[Set task]
Convert the records starting at the line that contains "UI element localization: list" and ending at the line that contains "colorbar-tick-label: 1000.: [662, 633, 701, 650]" into a Markdown table with two columns, Row and Text. Give each line its row number and leave out any blank lines.

[Records provided]
=====

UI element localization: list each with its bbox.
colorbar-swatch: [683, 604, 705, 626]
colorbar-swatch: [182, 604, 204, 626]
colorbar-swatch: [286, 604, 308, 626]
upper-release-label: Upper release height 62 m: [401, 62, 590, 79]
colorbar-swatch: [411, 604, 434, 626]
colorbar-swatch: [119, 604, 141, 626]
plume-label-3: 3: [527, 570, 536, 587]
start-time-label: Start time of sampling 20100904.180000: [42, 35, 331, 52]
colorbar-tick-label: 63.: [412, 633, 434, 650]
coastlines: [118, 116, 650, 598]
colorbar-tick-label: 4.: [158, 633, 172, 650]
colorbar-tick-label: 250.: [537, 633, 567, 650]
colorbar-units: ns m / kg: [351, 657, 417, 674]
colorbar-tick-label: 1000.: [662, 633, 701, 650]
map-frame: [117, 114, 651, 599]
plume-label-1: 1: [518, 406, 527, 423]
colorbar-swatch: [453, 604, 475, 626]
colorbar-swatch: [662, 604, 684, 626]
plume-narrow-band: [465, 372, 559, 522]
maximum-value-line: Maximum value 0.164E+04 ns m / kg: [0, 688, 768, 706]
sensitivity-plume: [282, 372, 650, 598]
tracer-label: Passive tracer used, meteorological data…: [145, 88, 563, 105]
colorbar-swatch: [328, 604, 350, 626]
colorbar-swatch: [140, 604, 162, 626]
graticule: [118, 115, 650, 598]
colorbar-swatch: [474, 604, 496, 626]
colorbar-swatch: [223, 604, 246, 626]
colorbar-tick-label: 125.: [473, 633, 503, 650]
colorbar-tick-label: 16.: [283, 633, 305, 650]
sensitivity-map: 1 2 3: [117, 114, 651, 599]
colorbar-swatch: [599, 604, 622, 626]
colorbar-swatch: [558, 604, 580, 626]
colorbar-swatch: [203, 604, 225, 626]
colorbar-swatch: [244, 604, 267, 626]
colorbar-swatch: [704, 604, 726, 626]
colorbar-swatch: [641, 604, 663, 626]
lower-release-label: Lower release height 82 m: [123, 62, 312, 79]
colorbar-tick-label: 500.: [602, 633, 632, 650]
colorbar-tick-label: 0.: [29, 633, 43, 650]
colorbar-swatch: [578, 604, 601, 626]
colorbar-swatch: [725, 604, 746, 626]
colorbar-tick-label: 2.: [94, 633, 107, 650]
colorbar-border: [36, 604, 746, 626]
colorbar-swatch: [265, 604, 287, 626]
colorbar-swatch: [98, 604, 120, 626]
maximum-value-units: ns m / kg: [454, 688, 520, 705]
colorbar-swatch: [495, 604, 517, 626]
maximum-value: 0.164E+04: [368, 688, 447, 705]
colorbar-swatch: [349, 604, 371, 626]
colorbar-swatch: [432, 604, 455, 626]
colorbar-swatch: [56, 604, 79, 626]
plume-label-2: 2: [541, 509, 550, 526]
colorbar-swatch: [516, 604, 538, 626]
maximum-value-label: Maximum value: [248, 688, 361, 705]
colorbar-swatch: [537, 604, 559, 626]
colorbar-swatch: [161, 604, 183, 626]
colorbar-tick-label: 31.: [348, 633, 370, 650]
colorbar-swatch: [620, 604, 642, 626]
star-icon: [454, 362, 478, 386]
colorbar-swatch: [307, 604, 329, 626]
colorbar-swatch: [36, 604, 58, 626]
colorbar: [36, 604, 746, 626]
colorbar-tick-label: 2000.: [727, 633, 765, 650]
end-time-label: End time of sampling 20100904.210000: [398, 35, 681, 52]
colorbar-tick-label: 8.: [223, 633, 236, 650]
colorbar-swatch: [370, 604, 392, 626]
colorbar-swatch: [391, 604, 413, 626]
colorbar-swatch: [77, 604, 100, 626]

=====

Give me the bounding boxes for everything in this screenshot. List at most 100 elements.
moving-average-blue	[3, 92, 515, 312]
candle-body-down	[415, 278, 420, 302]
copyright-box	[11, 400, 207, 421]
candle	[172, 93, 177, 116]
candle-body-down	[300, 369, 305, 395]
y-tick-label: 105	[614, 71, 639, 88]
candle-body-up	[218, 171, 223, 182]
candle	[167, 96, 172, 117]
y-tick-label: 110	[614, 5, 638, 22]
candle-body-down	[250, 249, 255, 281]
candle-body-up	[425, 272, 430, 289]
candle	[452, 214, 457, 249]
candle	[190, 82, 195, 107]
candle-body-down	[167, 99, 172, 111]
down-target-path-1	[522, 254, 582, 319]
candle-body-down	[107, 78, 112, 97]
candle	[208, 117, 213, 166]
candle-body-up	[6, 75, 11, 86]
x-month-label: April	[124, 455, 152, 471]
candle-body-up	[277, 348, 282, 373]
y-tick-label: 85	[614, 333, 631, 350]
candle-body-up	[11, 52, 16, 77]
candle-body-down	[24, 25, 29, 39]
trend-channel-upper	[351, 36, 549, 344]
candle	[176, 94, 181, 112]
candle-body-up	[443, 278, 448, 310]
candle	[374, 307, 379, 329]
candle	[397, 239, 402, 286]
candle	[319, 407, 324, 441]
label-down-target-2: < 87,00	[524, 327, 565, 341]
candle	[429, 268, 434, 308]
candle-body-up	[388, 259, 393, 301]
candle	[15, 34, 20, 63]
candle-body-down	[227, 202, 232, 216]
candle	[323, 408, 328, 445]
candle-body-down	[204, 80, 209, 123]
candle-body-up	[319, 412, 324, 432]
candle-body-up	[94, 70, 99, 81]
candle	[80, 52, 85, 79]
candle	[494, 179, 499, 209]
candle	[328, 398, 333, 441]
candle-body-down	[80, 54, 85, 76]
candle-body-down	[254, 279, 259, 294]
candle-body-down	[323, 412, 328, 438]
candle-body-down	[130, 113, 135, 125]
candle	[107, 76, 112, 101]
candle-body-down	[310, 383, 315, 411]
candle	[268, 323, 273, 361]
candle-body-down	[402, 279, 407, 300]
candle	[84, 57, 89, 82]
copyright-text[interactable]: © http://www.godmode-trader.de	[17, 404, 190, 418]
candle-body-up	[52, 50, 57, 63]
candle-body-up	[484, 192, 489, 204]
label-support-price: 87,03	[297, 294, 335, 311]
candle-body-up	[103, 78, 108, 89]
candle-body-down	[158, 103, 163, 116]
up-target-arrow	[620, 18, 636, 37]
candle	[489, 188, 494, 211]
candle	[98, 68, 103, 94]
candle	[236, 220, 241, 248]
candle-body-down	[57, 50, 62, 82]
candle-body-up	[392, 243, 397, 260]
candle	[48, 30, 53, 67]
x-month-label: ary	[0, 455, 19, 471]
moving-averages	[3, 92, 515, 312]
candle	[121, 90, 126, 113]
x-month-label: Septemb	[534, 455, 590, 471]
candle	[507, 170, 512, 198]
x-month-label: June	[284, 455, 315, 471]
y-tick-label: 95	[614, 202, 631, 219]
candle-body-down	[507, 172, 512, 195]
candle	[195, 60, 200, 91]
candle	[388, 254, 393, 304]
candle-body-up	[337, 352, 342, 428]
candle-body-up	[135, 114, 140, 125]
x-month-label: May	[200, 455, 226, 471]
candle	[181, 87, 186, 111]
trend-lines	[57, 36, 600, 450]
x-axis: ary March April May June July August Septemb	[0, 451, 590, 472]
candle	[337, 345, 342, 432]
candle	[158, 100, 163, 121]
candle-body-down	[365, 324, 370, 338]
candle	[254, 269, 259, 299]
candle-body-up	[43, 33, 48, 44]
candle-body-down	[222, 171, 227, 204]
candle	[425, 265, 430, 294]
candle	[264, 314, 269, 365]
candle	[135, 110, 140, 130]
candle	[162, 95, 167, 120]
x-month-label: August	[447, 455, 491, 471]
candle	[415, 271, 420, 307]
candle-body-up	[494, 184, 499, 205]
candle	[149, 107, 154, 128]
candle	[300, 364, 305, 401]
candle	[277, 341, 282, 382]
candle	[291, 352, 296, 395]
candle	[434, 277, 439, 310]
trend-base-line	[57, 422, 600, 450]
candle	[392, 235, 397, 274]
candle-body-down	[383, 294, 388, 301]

=====

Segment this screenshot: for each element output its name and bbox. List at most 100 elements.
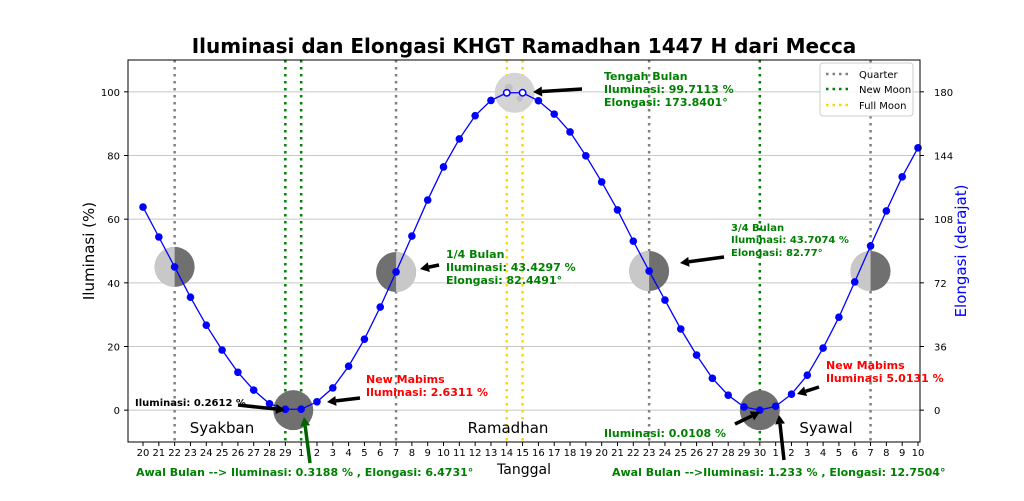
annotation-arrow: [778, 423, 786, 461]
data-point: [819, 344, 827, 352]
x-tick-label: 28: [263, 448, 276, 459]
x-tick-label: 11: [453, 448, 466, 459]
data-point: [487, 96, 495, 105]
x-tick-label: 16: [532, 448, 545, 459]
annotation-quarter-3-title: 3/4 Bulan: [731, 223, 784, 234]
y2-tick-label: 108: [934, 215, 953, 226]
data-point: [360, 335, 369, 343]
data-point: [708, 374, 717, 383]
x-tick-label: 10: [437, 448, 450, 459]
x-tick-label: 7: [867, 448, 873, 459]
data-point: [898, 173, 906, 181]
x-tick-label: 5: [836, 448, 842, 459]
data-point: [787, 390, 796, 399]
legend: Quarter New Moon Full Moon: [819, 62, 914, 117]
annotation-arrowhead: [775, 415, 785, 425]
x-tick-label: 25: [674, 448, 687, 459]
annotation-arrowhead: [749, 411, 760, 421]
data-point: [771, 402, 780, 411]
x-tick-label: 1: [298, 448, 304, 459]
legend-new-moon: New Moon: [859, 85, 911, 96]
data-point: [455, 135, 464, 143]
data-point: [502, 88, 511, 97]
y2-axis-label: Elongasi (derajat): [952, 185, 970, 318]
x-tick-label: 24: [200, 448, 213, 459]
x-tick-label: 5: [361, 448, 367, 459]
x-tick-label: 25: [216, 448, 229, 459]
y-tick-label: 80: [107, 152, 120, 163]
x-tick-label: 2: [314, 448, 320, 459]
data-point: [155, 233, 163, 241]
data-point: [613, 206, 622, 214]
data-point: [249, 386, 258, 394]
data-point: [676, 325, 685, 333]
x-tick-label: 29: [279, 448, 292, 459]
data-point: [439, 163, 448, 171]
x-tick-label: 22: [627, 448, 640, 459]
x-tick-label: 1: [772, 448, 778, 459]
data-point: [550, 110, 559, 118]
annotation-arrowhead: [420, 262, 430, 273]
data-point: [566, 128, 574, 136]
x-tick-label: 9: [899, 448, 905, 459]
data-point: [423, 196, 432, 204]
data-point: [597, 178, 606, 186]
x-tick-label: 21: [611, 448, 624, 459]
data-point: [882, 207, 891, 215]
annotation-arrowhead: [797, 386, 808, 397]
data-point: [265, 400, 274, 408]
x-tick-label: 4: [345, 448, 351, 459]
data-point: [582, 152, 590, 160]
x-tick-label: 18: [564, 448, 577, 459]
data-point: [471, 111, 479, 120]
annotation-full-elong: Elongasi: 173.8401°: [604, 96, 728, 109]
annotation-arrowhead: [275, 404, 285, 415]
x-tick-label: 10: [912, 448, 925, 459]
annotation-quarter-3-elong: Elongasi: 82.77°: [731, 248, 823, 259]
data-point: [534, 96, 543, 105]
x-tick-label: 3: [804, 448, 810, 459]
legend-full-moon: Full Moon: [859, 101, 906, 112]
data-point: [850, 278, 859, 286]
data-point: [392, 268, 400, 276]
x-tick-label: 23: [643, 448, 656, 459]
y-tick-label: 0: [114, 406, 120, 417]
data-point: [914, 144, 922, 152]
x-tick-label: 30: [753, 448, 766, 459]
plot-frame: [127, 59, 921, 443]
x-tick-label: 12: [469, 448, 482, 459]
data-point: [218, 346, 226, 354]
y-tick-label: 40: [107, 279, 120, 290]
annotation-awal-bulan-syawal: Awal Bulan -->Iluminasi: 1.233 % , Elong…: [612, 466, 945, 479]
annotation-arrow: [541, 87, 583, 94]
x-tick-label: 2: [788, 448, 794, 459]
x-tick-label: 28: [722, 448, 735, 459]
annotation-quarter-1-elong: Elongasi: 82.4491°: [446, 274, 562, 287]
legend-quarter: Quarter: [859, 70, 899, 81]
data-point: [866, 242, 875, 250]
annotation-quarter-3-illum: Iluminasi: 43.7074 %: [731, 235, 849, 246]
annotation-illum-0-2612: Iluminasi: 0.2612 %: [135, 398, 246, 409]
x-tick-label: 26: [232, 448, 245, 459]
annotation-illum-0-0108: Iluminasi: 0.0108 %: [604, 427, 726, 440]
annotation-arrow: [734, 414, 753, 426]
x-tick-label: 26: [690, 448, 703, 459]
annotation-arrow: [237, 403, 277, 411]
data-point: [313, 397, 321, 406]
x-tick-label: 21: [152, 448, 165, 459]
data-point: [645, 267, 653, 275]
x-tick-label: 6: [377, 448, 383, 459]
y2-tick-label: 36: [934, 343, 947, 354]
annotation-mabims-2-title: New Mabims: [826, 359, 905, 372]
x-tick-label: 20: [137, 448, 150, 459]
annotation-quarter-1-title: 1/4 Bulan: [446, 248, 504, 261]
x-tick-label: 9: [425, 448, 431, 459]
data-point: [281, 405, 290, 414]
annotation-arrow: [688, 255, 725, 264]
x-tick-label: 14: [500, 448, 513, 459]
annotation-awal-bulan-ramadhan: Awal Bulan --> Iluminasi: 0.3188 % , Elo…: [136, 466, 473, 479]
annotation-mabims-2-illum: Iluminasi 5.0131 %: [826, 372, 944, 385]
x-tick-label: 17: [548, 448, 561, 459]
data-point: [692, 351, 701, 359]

=====

[Written solution]
| Row | Text |
|---|---|
| 1 | UI element localization: list each with its bbox. |
| 2 | colorbar-swatch: [683, 604, 705, 626] |
| 3 | colorbar-swatch: [182, 604, 204, 626] |
| 4 | colorbar-swatch: [286, 604, 308, 626] |
| 5 | upper-release-label: Upper release height 62 m: [401, 62, 590, 79] |
| 6 | colorbar-swatch: [411, 604, 434, 626] |
| 7 | colorbar-swatch: [119, 604, 141, 626] |
| 8 | plume-label-3: 3: [527, 570, 536, 587] |
| 9 | start-time-label: Start time of sampling 20100904.180000: [42, 35, 331, 52] |
| 10 | colorbar-tick-label: 63.: [412, 633, 434, 650] |
| 11 | coastlines: [118, 116, 650, 598] |
| 12 | colorbar-tick-label: 4.: [158, 633, 172, 650] |
| 13 | colorbar-tick-label: 250.: [537, 633, 567, 650] |
| 14 | colorbar-units: ns m / kg: [351, 657, 417, 674] |
| 15 | colorbar-tick-label: 1000.: [662, 633, 701, 650] |